======== Provided records ========
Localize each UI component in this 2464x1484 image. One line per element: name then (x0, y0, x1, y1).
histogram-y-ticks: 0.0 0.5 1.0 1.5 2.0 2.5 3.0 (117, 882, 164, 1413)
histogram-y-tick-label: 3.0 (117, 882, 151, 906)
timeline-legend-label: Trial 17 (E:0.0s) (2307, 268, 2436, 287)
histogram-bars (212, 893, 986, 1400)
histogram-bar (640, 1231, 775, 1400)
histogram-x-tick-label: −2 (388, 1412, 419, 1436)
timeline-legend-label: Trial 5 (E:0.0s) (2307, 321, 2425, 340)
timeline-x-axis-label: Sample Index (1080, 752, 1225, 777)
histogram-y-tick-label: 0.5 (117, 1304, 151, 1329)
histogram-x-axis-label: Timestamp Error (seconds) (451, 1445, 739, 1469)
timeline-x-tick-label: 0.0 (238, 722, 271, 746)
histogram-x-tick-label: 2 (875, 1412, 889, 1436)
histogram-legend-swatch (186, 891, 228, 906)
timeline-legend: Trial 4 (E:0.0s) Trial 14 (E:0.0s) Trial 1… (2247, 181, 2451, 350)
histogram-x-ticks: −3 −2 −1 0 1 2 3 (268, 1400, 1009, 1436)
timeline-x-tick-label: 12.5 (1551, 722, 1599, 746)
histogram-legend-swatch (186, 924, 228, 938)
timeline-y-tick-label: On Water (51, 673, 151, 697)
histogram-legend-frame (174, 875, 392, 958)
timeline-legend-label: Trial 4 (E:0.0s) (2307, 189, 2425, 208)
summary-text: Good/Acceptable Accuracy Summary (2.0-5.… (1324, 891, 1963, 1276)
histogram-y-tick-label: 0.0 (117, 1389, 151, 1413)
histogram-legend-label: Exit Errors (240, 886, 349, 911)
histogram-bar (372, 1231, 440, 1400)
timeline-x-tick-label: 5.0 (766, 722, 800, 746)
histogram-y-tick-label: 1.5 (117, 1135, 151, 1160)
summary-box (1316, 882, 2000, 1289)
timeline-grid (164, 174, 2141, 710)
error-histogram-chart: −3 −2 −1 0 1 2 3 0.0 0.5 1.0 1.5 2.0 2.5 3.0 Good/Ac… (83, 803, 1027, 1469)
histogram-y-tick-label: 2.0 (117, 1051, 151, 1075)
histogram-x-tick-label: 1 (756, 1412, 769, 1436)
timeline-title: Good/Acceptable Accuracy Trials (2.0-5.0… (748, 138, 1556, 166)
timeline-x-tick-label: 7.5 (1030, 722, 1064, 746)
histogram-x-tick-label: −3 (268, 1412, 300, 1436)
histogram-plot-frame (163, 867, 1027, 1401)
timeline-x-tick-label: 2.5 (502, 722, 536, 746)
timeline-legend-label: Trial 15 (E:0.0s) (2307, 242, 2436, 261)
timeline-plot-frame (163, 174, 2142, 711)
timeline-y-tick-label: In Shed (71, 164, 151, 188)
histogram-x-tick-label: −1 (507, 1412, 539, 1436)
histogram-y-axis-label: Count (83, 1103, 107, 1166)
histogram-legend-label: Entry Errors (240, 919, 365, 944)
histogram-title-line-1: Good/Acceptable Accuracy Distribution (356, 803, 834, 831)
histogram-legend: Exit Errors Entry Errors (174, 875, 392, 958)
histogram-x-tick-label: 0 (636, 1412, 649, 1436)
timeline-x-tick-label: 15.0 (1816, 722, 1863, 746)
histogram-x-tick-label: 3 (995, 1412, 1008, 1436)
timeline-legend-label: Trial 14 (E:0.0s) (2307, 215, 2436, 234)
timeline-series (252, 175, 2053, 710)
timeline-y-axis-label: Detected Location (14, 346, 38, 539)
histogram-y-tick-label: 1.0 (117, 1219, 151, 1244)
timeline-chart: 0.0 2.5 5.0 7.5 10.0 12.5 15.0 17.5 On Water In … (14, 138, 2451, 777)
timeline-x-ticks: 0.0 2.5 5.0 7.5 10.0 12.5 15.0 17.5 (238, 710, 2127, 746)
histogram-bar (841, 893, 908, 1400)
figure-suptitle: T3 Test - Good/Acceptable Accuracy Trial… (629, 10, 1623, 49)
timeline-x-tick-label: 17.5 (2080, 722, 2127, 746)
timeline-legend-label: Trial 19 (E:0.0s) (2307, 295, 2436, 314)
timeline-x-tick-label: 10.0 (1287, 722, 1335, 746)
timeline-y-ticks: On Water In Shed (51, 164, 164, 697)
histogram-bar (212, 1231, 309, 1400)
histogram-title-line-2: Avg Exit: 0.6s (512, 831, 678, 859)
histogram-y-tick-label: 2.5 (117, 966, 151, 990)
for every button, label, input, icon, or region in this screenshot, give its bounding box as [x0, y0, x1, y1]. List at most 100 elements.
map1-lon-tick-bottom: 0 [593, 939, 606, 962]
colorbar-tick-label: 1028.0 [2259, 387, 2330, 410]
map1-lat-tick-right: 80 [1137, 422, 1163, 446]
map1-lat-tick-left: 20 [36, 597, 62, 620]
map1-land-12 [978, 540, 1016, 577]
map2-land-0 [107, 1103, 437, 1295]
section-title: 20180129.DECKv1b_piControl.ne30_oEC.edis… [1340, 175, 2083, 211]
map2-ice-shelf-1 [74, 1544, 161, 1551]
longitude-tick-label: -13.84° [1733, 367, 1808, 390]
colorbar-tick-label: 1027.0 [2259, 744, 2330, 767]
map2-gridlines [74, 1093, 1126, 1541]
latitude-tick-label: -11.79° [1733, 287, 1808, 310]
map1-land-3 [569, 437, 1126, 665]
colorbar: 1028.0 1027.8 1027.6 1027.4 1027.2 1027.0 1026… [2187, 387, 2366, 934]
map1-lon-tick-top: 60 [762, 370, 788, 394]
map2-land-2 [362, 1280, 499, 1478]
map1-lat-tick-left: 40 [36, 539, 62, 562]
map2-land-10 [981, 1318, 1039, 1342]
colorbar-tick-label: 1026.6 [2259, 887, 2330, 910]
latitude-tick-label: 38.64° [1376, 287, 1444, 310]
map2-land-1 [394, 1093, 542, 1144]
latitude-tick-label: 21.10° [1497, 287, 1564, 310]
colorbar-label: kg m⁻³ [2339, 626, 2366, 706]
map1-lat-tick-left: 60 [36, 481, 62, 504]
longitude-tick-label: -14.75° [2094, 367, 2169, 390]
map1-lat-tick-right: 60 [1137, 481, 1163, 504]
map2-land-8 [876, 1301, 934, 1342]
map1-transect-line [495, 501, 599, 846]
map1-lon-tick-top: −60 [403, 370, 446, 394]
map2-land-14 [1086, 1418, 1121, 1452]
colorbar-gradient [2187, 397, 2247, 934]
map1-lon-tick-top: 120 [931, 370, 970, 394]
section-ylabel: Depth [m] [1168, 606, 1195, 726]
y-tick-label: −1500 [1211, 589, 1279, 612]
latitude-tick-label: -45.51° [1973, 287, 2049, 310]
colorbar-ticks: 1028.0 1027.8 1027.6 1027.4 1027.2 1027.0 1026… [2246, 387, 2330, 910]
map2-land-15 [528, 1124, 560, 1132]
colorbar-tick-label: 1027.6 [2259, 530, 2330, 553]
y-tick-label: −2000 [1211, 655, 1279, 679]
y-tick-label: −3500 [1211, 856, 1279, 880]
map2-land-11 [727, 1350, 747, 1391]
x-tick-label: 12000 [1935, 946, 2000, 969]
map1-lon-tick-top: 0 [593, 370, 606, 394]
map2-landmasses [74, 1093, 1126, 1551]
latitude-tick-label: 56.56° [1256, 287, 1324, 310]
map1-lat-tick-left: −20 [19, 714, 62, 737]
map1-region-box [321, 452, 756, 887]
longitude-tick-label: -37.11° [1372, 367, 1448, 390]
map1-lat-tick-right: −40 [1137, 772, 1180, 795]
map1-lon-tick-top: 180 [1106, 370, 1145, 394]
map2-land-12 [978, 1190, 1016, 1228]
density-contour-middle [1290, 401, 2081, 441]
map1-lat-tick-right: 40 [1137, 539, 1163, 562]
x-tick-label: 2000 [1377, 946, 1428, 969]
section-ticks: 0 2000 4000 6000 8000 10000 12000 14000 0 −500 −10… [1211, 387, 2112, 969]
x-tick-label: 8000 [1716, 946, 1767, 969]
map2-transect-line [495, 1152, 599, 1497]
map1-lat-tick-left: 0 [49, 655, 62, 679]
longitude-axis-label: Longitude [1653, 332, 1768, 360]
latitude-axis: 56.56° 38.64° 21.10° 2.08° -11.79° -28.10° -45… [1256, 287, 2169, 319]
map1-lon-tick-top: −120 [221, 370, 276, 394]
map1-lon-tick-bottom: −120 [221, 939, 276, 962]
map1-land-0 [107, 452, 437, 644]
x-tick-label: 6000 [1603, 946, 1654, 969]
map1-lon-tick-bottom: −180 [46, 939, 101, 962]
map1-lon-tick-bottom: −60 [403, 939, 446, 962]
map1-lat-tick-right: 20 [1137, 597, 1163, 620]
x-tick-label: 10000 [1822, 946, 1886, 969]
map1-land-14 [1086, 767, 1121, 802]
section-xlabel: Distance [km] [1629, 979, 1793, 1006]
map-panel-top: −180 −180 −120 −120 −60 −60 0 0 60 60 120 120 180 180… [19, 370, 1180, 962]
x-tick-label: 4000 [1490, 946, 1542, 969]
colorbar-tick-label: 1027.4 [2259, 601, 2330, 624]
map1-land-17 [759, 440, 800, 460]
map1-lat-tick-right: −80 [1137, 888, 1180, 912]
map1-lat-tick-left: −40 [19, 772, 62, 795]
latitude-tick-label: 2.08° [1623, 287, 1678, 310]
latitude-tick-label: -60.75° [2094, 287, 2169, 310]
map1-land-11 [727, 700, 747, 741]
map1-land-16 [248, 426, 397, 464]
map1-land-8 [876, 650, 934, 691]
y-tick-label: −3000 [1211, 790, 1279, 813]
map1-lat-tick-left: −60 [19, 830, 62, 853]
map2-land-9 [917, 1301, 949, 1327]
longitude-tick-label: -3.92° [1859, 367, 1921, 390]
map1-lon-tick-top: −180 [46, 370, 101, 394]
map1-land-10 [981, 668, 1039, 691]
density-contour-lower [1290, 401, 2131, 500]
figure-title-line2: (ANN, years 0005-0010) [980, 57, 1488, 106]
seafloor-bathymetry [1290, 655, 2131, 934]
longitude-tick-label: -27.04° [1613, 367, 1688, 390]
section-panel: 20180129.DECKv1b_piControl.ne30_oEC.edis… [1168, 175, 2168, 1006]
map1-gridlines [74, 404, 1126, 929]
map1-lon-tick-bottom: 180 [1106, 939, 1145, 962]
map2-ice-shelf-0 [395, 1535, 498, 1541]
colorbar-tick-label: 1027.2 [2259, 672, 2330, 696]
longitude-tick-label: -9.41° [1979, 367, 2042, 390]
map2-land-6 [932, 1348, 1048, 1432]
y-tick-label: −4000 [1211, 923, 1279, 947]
========
* **Stated goal**
Please repeat the rows from the first line down through the line containing "histogram-bar (640, 1231, 775, 1400)", both included.

* **Written solution**
Localize each UI component in this 2464x1484 image. One line per element: name then (x0, y0, x1, y1).
histogram-y-ticks: 0.0 0.5 1.0 1.5 2.0 2.5 3.0 (117, 882, 164, 1413)
histogram-y-tick-label: 3.0 (117, 882, 151, 906)
timeline-legend-label: Trial 17 (E:0.0s) (2307, 268, 2436, 287)
histogram-bars (212, 893, 986, 1400)
histogram-bar (640, 1231, 775, 1400)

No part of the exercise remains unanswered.